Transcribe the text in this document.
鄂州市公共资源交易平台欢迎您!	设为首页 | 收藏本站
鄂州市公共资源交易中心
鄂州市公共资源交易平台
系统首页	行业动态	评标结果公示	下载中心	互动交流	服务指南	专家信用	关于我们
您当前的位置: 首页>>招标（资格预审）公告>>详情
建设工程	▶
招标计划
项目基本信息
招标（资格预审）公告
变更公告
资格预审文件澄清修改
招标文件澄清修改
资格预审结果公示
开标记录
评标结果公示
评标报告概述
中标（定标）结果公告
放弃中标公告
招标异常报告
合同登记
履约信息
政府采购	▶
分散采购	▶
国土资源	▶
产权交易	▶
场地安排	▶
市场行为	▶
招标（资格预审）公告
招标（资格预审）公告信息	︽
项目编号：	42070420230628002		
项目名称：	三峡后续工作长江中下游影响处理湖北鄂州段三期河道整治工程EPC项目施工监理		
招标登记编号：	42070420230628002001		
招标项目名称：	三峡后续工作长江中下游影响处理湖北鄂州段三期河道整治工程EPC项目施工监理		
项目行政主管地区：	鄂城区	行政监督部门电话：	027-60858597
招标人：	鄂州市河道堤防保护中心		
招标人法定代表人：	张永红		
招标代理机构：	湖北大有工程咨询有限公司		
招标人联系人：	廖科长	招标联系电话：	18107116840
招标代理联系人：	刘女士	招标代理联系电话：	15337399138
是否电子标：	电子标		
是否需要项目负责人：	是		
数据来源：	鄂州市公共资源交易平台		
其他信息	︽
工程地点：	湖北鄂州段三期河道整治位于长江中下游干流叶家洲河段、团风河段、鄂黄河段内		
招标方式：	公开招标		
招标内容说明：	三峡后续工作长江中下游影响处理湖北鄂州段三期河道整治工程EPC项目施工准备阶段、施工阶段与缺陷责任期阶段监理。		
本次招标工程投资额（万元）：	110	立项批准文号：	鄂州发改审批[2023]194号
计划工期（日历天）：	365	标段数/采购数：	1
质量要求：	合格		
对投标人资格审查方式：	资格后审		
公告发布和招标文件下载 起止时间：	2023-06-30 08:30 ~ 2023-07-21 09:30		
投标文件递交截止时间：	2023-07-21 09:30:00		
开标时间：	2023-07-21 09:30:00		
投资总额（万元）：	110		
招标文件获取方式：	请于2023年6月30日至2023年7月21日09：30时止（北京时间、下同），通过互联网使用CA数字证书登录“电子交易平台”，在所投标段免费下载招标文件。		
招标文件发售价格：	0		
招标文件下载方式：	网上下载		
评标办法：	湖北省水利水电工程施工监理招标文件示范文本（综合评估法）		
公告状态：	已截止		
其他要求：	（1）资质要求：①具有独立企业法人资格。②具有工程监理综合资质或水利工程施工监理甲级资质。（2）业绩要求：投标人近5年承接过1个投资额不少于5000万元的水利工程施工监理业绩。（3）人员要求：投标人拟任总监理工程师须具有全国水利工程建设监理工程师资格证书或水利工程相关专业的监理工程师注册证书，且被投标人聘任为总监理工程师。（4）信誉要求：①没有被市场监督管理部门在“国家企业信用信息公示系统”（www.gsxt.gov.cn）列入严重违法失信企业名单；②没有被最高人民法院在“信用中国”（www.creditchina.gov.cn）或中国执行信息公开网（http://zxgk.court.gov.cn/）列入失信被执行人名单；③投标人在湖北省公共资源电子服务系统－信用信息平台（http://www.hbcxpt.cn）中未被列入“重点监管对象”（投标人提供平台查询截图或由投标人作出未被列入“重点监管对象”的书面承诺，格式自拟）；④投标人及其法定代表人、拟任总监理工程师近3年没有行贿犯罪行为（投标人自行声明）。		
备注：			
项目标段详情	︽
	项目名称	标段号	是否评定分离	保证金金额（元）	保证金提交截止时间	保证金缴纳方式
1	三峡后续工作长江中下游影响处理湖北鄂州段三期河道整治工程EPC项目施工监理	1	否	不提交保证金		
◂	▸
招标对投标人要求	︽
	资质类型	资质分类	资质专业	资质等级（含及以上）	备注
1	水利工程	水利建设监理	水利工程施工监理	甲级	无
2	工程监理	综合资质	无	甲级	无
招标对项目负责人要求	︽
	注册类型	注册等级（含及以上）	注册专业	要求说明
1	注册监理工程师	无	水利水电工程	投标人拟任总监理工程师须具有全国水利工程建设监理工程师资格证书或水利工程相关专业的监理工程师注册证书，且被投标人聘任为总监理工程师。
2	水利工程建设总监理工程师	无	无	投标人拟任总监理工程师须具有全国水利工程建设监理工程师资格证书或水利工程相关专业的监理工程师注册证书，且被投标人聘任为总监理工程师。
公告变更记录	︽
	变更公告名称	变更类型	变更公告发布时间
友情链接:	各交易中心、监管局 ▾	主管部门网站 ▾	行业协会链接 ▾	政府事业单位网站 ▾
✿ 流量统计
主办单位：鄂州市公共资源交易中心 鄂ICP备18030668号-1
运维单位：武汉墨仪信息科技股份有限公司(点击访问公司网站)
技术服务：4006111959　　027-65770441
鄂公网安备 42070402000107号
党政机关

* * *

- **EXERCISE**: Extract, from the material above, each line holding the word "三峡后续工作长江中下游影响处理湖北鄂州段三期河道整治工程EPC项目施工监理".

- **WRITTEN SOLUTION**:
项目名称：	三峡后续工作长江中下游影响处理湖北鄂州段三期河道整治工程EPC项目施工监理		
招标项目名称：	三峡后续工作长江中下游影响处理湖北鄂州段三期河道整治工程EPC项目施工监理		
1	三峡后续工作长江中下游影响处理湖北鄂州段三期河道整治工程EPC项目施工监理	1	否	不提交保证金		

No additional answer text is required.